╭─ DATA LISTING

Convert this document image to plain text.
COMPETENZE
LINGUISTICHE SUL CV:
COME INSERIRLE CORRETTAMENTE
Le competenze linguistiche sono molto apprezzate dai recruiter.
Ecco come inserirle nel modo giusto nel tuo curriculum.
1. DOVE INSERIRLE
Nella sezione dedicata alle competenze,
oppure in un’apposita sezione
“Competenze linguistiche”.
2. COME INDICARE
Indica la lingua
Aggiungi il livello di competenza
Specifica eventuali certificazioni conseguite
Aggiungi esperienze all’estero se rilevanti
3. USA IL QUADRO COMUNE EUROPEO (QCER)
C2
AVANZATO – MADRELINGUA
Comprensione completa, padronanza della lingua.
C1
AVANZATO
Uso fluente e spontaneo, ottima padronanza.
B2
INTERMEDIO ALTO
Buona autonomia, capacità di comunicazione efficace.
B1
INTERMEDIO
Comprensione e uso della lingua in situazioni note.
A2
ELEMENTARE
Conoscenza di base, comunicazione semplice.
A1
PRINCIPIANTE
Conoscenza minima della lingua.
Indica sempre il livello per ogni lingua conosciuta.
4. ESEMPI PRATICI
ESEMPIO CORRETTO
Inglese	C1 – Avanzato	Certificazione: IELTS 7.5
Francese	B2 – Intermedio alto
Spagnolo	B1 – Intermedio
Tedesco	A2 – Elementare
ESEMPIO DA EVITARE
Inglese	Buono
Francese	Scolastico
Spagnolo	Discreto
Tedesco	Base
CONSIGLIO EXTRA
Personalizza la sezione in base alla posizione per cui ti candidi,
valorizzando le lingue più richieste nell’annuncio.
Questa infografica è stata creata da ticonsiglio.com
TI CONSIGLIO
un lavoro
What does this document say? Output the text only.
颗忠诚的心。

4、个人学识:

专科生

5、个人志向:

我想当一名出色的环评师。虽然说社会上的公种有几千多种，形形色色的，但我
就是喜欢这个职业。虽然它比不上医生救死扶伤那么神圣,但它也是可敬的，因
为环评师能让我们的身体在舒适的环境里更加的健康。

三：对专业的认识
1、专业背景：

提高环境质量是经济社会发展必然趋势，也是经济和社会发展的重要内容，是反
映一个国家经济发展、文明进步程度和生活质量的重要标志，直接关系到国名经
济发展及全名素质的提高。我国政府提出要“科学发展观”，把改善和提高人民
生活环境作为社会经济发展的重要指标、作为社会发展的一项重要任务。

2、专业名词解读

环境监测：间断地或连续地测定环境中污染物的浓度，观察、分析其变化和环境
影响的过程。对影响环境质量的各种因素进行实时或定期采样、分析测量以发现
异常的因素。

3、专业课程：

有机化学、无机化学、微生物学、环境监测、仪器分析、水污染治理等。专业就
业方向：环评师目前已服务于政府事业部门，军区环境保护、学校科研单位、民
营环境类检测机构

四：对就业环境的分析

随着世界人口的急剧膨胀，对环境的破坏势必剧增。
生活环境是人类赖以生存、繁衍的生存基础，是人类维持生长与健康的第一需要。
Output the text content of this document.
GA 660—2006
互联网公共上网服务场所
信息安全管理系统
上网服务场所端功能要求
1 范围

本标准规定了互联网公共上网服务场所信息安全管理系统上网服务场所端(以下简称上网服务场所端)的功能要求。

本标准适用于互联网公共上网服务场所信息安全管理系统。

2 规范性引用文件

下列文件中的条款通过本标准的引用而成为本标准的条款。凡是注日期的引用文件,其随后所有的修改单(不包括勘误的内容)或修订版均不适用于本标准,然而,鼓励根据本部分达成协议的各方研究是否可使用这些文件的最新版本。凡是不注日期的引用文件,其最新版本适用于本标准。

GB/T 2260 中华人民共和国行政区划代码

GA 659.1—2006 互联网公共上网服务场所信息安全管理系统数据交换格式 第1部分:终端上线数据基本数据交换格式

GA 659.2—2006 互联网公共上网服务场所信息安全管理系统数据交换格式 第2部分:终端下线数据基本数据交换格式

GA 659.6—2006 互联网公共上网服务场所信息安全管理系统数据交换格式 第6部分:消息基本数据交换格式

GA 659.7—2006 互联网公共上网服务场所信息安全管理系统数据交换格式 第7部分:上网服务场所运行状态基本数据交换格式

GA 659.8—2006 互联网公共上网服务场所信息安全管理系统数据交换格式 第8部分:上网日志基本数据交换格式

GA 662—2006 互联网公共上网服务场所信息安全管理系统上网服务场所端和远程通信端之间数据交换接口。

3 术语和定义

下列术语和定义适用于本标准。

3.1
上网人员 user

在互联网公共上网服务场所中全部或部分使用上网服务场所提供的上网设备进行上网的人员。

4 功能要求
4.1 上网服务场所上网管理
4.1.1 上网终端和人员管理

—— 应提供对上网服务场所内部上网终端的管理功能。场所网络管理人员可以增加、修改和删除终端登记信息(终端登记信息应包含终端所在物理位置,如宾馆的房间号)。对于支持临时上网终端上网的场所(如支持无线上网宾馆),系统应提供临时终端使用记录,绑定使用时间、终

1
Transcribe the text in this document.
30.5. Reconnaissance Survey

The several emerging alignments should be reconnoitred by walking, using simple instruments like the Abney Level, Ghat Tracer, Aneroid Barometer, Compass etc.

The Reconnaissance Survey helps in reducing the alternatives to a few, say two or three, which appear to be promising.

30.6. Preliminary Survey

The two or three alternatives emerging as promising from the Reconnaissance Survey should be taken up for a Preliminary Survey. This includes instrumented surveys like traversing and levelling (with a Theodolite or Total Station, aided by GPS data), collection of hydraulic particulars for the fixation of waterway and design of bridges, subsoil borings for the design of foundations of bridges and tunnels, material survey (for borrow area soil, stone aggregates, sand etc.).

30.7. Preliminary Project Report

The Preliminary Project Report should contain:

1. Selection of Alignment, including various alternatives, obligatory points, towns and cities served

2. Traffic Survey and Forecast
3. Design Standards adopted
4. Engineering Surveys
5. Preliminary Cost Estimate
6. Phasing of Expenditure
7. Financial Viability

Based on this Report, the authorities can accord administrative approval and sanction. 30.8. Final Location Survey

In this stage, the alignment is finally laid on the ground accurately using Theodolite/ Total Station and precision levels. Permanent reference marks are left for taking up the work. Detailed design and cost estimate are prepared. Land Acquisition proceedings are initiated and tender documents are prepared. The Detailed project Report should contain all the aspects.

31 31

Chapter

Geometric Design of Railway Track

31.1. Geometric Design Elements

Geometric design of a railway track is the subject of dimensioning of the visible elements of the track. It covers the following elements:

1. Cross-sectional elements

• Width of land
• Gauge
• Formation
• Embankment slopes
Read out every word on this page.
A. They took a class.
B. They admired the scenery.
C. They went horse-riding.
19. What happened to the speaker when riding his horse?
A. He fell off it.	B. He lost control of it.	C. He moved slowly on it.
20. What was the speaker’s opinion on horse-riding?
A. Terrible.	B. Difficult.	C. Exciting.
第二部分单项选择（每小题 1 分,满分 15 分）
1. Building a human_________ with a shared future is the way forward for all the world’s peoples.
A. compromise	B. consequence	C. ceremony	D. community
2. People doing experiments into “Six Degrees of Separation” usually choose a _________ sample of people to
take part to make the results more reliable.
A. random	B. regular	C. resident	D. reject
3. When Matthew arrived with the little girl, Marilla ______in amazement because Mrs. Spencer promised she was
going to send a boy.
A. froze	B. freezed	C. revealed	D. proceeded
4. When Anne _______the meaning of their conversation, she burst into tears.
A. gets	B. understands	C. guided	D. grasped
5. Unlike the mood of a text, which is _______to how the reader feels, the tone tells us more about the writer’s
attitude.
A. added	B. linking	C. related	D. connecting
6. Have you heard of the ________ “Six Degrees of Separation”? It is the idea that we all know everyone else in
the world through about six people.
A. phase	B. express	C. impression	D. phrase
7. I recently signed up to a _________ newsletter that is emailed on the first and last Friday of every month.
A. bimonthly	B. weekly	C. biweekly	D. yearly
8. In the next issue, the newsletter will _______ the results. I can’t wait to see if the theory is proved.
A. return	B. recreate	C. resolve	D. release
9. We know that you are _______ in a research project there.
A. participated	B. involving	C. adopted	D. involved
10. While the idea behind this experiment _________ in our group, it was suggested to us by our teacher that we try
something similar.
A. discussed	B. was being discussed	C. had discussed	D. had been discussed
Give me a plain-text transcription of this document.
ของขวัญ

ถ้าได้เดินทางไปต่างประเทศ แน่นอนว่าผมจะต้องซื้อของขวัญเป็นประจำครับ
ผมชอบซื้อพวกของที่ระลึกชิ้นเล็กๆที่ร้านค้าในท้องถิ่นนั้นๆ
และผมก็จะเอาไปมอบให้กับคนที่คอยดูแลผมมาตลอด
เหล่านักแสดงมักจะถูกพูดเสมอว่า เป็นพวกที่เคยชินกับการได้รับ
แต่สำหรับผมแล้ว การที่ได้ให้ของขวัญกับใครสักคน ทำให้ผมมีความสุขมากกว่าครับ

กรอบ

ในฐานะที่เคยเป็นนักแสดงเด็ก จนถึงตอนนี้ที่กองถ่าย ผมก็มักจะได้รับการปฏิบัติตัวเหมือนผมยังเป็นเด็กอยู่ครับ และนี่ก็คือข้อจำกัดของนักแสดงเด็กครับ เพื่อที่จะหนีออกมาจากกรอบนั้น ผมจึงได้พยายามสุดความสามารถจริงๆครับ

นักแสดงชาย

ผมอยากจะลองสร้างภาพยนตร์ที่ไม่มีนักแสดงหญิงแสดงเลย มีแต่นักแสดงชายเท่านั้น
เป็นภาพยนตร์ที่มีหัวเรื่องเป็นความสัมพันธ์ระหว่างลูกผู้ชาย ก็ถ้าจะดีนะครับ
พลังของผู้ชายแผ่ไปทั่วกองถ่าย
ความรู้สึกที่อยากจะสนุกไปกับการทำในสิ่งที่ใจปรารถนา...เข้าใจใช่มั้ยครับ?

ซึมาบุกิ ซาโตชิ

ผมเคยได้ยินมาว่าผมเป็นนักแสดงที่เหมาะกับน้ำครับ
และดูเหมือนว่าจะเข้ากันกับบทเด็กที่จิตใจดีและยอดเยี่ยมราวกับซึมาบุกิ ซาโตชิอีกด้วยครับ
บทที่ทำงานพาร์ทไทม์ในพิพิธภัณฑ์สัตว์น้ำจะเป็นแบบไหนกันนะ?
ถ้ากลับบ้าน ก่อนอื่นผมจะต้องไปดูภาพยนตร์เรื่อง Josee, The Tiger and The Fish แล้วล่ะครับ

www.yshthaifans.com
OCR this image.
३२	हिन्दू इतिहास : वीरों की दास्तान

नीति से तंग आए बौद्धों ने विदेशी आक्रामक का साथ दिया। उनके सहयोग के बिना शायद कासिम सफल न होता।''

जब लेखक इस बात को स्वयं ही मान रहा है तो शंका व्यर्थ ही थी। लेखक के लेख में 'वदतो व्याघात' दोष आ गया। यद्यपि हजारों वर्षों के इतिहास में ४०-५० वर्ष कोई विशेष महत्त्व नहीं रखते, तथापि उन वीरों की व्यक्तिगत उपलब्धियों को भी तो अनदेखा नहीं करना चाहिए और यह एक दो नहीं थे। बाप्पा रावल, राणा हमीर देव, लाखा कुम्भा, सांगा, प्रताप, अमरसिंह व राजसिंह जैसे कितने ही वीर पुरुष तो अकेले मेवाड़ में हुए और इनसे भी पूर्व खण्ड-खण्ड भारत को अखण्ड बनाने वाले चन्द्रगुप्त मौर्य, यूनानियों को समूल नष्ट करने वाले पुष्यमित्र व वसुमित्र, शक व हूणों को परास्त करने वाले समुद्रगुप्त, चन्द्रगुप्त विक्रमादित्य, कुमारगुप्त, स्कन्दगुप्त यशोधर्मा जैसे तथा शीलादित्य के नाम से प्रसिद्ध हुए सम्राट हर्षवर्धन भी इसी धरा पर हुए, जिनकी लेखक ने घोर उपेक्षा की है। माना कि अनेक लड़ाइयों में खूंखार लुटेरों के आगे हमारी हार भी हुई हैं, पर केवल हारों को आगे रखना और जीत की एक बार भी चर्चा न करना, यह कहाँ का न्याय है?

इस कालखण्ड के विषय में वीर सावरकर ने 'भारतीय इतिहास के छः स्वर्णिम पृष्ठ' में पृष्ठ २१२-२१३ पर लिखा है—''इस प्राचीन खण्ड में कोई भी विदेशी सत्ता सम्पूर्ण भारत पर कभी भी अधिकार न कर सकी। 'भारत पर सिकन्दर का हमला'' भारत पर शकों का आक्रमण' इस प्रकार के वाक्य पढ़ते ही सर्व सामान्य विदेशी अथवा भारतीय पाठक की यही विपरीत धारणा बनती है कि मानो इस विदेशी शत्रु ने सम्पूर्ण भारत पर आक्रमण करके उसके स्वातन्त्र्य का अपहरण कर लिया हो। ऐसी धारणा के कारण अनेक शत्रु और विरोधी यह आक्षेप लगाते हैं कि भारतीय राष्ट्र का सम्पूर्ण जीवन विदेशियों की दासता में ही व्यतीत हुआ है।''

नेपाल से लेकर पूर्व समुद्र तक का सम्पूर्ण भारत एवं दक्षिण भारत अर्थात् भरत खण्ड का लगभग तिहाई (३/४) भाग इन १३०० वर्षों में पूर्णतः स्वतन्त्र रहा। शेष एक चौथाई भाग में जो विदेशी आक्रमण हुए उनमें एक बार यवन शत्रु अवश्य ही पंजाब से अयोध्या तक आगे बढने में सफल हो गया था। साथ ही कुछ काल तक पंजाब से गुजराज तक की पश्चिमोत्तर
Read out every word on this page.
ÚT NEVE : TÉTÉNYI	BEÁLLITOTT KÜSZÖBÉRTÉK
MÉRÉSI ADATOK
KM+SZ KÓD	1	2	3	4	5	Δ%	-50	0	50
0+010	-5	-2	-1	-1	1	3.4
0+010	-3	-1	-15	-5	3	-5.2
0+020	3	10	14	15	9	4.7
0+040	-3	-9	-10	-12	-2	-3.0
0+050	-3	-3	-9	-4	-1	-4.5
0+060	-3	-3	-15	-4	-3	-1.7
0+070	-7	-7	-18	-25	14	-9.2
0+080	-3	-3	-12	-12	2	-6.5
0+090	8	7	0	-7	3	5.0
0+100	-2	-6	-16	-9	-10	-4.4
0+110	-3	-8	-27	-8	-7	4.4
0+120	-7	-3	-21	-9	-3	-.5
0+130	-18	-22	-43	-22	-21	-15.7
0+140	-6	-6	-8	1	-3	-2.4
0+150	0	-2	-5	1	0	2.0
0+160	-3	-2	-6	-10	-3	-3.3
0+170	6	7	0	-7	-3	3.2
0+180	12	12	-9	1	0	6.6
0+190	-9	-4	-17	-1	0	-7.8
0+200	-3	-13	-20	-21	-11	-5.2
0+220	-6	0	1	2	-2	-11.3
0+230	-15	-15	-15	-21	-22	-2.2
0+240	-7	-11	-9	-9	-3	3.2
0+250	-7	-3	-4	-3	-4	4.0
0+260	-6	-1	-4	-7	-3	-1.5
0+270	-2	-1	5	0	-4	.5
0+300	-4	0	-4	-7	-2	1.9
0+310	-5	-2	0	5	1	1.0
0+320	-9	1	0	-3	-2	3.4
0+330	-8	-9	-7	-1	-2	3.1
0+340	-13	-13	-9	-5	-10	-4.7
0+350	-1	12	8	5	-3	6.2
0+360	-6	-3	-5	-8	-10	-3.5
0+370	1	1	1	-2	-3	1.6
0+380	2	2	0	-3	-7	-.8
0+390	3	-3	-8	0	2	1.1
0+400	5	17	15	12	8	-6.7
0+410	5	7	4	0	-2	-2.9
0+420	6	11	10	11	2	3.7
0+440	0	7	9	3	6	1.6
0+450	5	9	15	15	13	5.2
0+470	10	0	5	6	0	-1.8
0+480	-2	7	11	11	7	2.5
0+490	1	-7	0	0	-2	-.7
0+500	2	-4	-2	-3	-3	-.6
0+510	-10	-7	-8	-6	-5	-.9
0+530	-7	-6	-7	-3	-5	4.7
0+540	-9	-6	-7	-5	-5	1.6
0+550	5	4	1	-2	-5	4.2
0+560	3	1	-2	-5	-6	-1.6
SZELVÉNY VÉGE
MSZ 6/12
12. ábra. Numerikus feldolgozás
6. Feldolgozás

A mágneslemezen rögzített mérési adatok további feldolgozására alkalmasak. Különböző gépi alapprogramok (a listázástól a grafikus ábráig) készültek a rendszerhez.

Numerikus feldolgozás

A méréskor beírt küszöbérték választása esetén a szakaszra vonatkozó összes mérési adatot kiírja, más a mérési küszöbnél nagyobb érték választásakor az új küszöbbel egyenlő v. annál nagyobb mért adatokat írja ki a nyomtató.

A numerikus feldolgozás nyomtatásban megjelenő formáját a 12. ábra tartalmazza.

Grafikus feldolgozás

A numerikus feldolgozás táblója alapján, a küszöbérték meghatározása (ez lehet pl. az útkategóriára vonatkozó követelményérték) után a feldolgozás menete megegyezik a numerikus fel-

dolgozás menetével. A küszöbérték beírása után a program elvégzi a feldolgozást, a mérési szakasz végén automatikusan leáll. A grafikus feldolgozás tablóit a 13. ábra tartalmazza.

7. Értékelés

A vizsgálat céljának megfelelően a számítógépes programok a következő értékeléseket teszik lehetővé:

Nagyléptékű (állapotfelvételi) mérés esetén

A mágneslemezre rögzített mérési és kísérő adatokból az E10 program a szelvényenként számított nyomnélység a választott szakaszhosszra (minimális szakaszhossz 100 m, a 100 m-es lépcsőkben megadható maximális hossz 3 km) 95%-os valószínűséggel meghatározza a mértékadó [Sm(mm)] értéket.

╰─

[GIVEN INSTRUCTION]:
From the entries, copy out each line containing the word "Spagnolo".

[THE SOLUTION]:
Spagnolo	B1 – Intermedio
Spagnolo	Discreto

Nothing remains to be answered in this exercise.